- WHAT THE TASK ASKS
State how many lines include "Dillingham", giving the number by itself.

Stored items:

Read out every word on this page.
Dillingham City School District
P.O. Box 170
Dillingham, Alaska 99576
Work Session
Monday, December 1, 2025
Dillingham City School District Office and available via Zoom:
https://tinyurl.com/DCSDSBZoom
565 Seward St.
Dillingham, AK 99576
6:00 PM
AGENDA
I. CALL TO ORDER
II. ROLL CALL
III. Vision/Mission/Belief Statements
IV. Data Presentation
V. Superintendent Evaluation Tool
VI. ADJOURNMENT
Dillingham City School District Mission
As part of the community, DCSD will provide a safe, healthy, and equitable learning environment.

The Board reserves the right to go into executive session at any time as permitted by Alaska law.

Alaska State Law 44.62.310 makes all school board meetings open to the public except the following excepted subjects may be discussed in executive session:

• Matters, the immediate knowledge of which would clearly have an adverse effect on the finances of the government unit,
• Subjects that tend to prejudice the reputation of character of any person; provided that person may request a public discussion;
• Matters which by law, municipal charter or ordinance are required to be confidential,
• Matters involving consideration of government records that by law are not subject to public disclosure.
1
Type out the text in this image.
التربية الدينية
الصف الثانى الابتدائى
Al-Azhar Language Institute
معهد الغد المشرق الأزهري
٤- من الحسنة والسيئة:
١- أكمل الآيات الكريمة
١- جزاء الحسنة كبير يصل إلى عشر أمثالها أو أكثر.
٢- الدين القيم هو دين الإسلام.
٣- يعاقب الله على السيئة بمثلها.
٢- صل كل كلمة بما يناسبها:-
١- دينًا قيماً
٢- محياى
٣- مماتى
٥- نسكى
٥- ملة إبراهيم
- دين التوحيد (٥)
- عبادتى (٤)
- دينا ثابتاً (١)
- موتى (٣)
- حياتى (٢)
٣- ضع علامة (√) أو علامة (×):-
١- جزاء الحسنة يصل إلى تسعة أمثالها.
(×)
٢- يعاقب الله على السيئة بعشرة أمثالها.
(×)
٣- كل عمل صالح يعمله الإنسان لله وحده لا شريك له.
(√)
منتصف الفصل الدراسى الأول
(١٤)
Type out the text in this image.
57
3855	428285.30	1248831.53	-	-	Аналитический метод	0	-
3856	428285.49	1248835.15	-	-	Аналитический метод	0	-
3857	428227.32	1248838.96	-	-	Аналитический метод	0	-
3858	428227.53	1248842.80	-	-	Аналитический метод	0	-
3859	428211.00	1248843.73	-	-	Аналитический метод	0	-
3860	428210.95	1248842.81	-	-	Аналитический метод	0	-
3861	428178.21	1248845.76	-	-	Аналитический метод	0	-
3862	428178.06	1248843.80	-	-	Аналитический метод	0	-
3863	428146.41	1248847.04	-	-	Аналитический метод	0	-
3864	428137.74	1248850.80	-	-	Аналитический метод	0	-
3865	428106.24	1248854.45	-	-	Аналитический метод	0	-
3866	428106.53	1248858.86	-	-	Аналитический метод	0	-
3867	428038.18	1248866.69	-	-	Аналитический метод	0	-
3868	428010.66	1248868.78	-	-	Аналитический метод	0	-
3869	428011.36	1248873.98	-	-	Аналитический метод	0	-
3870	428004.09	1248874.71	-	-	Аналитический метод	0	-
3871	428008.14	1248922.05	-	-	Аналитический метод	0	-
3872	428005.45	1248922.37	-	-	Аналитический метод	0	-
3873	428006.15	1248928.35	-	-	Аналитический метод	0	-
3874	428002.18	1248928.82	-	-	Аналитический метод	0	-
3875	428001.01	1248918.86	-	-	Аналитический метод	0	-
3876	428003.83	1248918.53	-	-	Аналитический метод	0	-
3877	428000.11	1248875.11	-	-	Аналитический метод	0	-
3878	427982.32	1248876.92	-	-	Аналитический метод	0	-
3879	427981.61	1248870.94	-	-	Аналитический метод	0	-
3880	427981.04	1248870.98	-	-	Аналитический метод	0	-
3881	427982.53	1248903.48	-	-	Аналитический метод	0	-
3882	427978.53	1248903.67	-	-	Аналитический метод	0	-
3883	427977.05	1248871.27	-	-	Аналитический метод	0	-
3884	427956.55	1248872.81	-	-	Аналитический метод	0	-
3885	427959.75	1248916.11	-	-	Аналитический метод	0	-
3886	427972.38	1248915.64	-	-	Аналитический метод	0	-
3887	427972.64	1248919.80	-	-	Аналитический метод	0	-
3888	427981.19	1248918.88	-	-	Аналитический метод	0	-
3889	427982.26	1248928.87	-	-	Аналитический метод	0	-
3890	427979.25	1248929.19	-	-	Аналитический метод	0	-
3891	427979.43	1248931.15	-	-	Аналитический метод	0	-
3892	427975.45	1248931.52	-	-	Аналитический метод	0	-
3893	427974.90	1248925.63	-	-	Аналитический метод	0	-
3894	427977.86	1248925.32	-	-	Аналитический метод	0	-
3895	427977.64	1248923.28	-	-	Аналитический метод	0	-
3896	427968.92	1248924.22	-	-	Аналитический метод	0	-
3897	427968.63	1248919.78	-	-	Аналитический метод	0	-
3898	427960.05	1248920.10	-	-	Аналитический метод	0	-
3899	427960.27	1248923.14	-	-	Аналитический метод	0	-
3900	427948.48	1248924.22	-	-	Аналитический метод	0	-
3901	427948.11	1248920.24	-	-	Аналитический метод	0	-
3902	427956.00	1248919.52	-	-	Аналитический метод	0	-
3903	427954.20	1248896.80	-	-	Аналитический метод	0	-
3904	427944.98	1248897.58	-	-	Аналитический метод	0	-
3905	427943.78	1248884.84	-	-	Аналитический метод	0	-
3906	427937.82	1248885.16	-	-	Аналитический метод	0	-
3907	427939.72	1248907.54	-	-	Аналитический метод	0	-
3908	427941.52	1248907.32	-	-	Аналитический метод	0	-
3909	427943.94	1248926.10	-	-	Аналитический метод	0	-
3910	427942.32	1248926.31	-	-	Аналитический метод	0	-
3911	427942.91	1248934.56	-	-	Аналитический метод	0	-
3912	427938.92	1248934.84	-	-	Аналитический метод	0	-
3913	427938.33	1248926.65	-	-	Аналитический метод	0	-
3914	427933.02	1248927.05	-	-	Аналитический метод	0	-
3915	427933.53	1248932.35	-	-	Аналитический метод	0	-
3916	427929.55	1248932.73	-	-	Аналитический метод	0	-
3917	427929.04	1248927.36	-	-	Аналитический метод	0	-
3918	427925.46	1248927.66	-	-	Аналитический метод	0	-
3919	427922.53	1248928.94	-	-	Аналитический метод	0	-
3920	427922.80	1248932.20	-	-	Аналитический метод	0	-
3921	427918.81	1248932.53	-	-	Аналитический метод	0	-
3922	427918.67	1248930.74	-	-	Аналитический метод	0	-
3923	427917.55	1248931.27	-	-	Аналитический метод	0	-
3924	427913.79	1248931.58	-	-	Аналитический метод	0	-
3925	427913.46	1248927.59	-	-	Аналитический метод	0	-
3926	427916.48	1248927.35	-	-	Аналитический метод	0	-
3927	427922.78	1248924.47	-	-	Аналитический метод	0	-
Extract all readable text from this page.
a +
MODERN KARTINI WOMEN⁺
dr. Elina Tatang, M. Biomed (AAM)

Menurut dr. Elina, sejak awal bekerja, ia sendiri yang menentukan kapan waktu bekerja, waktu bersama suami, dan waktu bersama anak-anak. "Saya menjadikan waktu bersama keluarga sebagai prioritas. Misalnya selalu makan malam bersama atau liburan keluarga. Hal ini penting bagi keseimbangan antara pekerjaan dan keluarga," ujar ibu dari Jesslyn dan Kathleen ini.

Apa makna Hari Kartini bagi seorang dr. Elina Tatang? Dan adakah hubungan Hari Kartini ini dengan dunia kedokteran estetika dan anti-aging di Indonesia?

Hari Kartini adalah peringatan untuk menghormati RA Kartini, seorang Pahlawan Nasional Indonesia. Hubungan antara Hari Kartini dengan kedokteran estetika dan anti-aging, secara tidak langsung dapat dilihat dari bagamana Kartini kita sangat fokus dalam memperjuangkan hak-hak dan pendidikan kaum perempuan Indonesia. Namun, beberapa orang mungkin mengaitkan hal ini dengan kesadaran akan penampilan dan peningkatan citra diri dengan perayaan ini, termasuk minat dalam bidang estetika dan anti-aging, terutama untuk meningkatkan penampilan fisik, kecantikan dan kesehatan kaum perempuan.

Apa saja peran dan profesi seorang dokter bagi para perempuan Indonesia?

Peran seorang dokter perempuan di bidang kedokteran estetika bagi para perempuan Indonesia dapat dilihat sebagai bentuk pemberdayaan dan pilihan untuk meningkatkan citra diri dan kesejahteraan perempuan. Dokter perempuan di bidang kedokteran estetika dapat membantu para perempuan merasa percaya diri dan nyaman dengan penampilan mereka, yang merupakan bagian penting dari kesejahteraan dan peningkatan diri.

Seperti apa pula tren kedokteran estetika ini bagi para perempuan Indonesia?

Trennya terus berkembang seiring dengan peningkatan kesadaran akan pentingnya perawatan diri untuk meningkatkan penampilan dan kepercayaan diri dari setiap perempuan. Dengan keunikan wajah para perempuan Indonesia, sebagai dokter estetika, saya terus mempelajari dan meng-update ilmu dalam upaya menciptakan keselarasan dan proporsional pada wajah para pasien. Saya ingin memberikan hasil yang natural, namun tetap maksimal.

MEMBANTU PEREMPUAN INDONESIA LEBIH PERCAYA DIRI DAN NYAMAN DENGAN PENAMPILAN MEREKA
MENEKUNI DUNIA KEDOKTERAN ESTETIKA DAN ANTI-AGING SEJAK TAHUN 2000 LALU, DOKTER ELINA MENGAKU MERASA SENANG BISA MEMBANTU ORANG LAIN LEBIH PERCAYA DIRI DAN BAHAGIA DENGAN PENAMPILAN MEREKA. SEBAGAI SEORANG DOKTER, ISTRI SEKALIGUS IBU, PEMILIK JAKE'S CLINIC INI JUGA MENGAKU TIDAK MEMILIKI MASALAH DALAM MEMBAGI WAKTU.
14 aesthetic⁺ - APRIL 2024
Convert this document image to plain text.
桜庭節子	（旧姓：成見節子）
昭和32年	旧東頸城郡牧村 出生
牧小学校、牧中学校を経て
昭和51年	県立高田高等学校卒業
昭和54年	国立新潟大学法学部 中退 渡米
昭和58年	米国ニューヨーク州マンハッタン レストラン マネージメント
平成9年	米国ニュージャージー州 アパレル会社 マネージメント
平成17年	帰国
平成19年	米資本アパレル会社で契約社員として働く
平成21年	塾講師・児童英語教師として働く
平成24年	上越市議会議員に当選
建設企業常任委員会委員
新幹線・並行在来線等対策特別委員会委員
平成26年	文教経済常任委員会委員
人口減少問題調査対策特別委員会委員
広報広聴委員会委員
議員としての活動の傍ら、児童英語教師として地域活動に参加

- RESPONSE BELOW
5